DIRECTIVE:
Extract all records. Keep each one exact.

(Records from a collection)
┄┄┄┄┄┄
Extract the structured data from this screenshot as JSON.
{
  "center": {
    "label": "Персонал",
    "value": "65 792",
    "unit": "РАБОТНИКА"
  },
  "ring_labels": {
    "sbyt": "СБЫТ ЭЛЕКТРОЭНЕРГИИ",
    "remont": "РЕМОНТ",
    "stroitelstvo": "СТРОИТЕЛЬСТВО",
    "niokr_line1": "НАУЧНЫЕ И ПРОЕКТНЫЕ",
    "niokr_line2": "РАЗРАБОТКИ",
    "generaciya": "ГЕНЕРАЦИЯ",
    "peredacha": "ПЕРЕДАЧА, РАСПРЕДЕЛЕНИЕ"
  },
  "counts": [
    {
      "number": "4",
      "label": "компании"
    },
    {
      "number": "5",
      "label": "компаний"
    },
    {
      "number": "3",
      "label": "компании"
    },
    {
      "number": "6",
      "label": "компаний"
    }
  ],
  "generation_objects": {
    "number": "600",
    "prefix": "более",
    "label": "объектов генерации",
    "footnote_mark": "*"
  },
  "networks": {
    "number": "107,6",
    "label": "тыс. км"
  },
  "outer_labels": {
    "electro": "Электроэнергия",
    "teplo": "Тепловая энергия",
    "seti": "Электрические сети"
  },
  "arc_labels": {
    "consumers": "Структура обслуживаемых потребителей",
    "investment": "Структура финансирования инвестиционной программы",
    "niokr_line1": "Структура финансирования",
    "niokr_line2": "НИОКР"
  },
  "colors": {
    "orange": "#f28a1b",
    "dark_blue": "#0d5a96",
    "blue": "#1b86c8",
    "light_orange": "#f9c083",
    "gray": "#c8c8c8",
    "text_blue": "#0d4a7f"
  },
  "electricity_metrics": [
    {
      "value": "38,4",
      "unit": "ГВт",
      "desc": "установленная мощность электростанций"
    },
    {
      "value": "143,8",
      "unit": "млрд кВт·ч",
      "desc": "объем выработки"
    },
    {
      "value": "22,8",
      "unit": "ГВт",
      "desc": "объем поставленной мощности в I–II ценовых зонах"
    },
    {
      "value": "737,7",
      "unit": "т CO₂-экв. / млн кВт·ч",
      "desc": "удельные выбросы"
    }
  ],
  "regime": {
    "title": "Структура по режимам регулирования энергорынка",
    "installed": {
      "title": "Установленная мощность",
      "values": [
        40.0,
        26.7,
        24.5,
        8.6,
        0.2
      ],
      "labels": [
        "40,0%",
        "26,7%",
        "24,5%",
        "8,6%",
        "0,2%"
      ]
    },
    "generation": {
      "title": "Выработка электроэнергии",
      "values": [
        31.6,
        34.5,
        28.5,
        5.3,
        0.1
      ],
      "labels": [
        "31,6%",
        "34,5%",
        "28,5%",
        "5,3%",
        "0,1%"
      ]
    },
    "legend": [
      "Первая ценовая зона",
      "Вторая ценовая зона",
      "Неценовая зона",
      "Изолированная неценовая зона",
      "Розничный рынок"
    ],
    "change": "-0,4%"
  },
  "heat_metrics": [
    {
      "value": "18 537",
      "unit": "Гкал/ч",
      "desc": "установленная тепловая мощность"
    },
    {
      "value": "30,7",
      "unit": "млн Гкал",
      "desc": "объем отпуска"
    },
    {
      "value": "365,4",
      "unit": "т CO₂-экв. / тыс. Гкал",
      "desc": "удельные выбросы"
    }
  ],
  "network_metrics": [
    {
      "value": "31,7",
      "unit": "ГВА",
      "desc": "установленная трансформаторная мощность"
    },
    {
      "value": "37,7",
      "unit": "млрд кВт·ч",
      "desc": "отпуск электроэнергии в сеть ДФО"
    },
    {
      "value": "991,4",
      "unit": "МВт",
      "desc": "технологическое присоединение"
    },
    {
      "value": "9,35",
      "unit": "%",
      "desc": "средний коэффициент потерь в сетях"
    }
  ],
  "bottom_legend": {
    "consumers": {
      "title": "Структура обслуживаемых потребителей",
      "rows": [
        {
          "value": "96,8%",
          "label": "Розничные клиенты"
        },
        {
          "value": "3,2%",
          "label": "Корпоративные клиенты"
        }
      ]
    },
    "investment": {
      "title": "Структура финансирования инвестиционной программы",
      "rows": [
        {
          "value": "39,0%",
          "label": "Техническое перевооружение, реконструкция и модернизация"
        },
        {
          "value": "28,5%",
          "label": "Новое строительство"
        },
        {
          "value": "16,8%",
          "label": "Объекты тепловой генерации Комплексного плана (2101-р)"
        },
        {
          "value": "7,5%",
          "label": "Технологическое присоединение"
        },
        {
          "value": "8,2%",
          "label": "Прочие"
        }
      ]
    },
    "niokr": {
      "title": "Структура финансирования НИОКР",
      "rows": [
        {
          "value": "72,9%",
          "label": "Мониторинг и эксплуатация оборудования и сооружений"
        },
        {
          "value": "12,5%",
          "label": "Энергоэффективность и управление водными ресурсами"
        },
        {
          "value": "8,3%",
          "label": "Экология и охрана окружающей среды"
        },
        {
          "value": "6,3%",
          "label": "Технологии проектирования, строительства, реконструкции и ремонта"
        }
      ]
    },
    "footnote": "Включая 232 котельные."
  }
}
┄┄┄┄┄┄
TASK RESULT:
Extract the structured data from this screenshot as JSON.
{
  "center": {
    "label": "Персонал",
    "value": "65 792",
    "unit": "РАБОТНИКА"
  },
  "ring_labels": {
    "sbyt": "СБЫТ ЭЛЕКТРОЭНЕРГИИ",
    "remont": "РЕМОНТ",
    "stroitelstvo": "СТРОИТЕЛЬСТВО",
    "niokr_line1": "НАУЧНЫЕ И ПРОЕКТНЫЕ",
    "niokr_line2": "РАЗРАБОТКИ",
    "generaciya": "ГЕНЕРАЦИЯ",
    "peredacha": "ПЕРЕДАЧА, РАСПРЕДЕЛЕНИЕ"
  },
  "counts": [
    {
      "number": "4",
      "label": "компании"
    },
    {
      "number": "5",
      "label": "компаний"
    },
    {
      "number": "3",
      "label": "компании"
    },
    {
      "number": "6",
      "label": "компаний"
    }
  ],
  "generation_objects": {
    "number": "600",
    "prefix": "более",
    "label": "объектов генерации",
    "footnote_mark": "*"
  },
  "networks": {
    "number": "107,6",
    "label": "тыс. км"
  },
  "outer_labels": {
    "electro": "Электроэнергия",
    "teplo": "Тепловая энергия",
    "seti": "Электрические сети"
  },
  "arc_labels": {
    "consumers": "Структура обслуживаемых потребителей",
    "investment": "Структура финансирования инвестиционной программы",
    "niokr_line1": "Структура финансирования",
    "niokr_line2": "НИОКР"
  },
  "colors": {
    "orange": "#f28a1b",
    "dark_blue": "#0d5a96",
    "blue": "#1b86c8",
    "light_orange": "#f9c083",
    "gray": "#c8c8c8",
    "text_blue": "#0d4a7f"
  },
  "electricity_metrics": [
    {
      "value": "38,4",
      "unit": "ГВт",
      "desc": "установленная мощность электростанций"
    },
    {
      "value": "143,8",
      "unit": "млрд кВт·ч",
      "desc": "объем выработки"
    },
    {
      "value": "22,8",
      "unit": "ГВт",
      "desc": "объем поставленной мощности в I–II ценовых зонах"
    },
    {
      "value": "737,7",
      "unit": "т CO₂-экв. / млн кВт·ч",
      "desc": "удельные выбросы"
    }
  ],
  "regime": {
    "title": "Структура по режимам регулирования энергорынка",
    "installed": {
      "title": "Установленная мощность",
      "values": [
        40.0,
        26.7,
        24.5,
        8.6,
        0.2
      ],
      "labels": [
        "40,0%",
        "26,7%",
        "24,5%",
        "8,6%",
        "0,2%"
      ]
    },
    "generation": {
      "title": "Выработка электроэнергии",
      "values": [
        31.6,
        34.5,
        28.5,
        5.3,
        0.1
      ],
      "labels": [
        "31,6%",
        "34,5%",
        "28,5%",
        "5,3%",
        "0,1%"
      ]
    },
    "legend": [
      "Первая ценовая зона",
      "Вторая ценовая зона",
      "Неценовая зона",
      "Изолированная неценовая зона",
      "Розничный рынок"
    ],
    "change": "-0,4%"
  },
  "heat_metrics": [
    {
      "value": "18 537",
      "unit": "Гкал/ч",
      "desc": "установленная тепловая мощность"
    },
    {
      "value": "30,7",
      "unit": "млн Гкал",
      "desc": "объем отпуска"
    },
    {
      "value": "365,4",
      "unit": "т CO₂-экв. / тыс. Гкал",
      "desc": "удельные выбросы"
    }
  ],
  "network_metrics": [
    {
      "value": "31,7",
      "unit": "ГВА",
      "desc": "установленная трансформаторная мощность"
    },
    {
      "value": "37,7",
      "unit": "млрд кВт·ч",
      "desc": "отпуск электроэнергии в сеть ДФО"
    },
    {
      "value": "991,4",
      "unit": "МВт",
      "desc": "технологическое присоединение"
    },
    {
      "value": "9,35",
      "unit": "%",
      "desc": "средний коэффициент потерь в сетях"
    }
  ],
  "bottom_legend": {
    "consumers": {
      "title": "Структура обслуживаемых потребителей",
      "rows": [
        {
          "value": "96,8%",
          "label": "Розничные клиенты"
        },
        {
          "value": "3,2%",
          "label": "Корпоративные клиенты"
        }
      ]
    },
    "investment": {
      "title": "Структура финансирования инвестиционной программы",
      "rows": [
        {
          "value": "39,0%",
          "label": "Техническое перевооружение, реконструкция и модернизация"
        },
        {
          "value": "28,5%",
          "label": "Новое строительство"
        },
        {
          "value": "16,8%",
          "label": "Объекты тепловой генерации Комплексного плана (2101-р)"
        },
        {
          "value": "7,5%",
          "label": "Технологическое присоединение"
        },
        {
          "value": "8,2%",
          "label": "Прочие"
        }
      ]
    },
    "niokr": {
      "title": "Структура финансирования НИОКР",
      "rows": [
        {
          "value": "72,9%",
          "label": "Мониторинг и эксплуатация оборудования и сооружений"
        },
        {
          "value": "12,5%",
          "label": "Энергоэффективность и управление водными ресурсами"
        },
        {
          "value": "8,3%",
          "label": "Экология и охрана окружающей среды"
        },
        {
          "value": "6,3%",
          "label": "Технологии проектирования, строительства, реконструкции и ремонта"
        }
      ]
    },
    "footnote": "Включая 232 котельные."
  }
}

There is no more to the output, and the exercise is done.